• **Tasks**:
#1 Using the SpeedWeek post, mark each statement below as yes or no, and back each answer with the deciding words of the post, quoted exactly. (a) The Northern and Southern stages will use the main vehicle tunnel. (b) The Zero Car for the event is an Audi Quattro. (c) The Group 4 class will include the Peugeot 205 T16.
#2 Please transcribe the part of the SpeedWeek post starting with "Dusk-into-night stages will" and going on through "the October event.", word for word.

• **Passage**:
= = = = = = =

# goodwood “SpeedWeek Super Special”



## WHIZZER (Oct 25, 2005)

Two Super Special rally stages are being created for Goodwood SpeedWeek presented by Mastercard.
The competition will take place on 15th and 16th October 2020.
Tested by Kris Meeke in the Toyota GR Yaris, the Zero Car for the event.
A challenging combination of tight corners, short straights and mixed surfaces.
Cars from the last 50 years of the World Rally Championship will take part.
Dusk-into-night stages will up the ante for the drivers and co-drivers.
To see Kris Meeke and Toyota GR Yaris in action at Goodwood Motor Circuit watch the video here: 



The Goodwood SpeedWeek presented by Mastercard organisers are excited to announce a new competition format, unique to the October event.








Two short-format rally stages have been devised at the Goodwood Motor Circuit, making the most of the opportunity presented by the 'behind closed doors' nature of the event. The Northern and Southern stages will use the track itself, the infield area, the perimeter road and the outskirts of the Goodwood Motor Circuit site, as well as the main vehicle tunnel.

The mixture of high speed corners, tight hairpins, surface changes and the close confines of the Goodwood Motor Circuit site will create a formidable challenge for drivers and co-drivers. With SpeedWeek a once-in-a-lifetime event, the drivers will be competing for a unique honour.

The "SpeedWeek Super Special" will bring together cars representing nearly half a century of the World Rally Championship, competing in separate classes and for outright victory. The Group 4 class will include the legendary Lancia Stratos, Ford Escort RS2000 and ultra-rare Ferrari 308GTB, along with the car that changed rallying forever, 40 years ago, with the introduction of 4WD, the Audi Quattro. Following these will be the monsters of the Group B era: Lancia 037 and Delta S4, Metro 6R4, Audi Sport Quattro S1 and Peugeot 205 T16.

= = = = = = =

• **Source material**:
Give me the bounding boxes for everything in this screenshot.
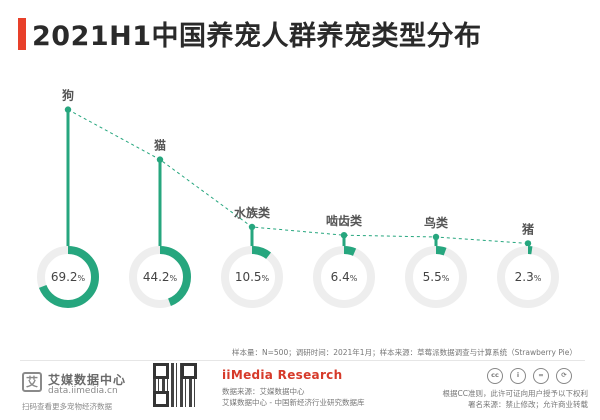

= = = = = = =

• **Exercise solutions**:
#1
(a) Yes: "The Northern and Southern stages will use the track itself, the infield area, the perimeter road and the outskirts of the Goodwood Motor Circuit site, as well as the main vehicle tunnel."
(b) No: "Tested by Kris Meeke in the Toyota GR Yaris, the Zero Car for the event."
(c) No: "Following these will be the monsters of the Group B era: Lancia 037 and Delta S4, Metro 6R4, Audi Sport Quattro S1 and Peugeot 205 T16."

#2
Dusk-into-night stages will up the ante for the drivers and co-drivers.
To see Kris Meeke and Toyota GR Yaris in action at Goodwood Motor Circuit watch the video here: 



The Goodwood SpeedWeek presented by Mastercard organisers are excited to announce a new competition format, unique to the October event.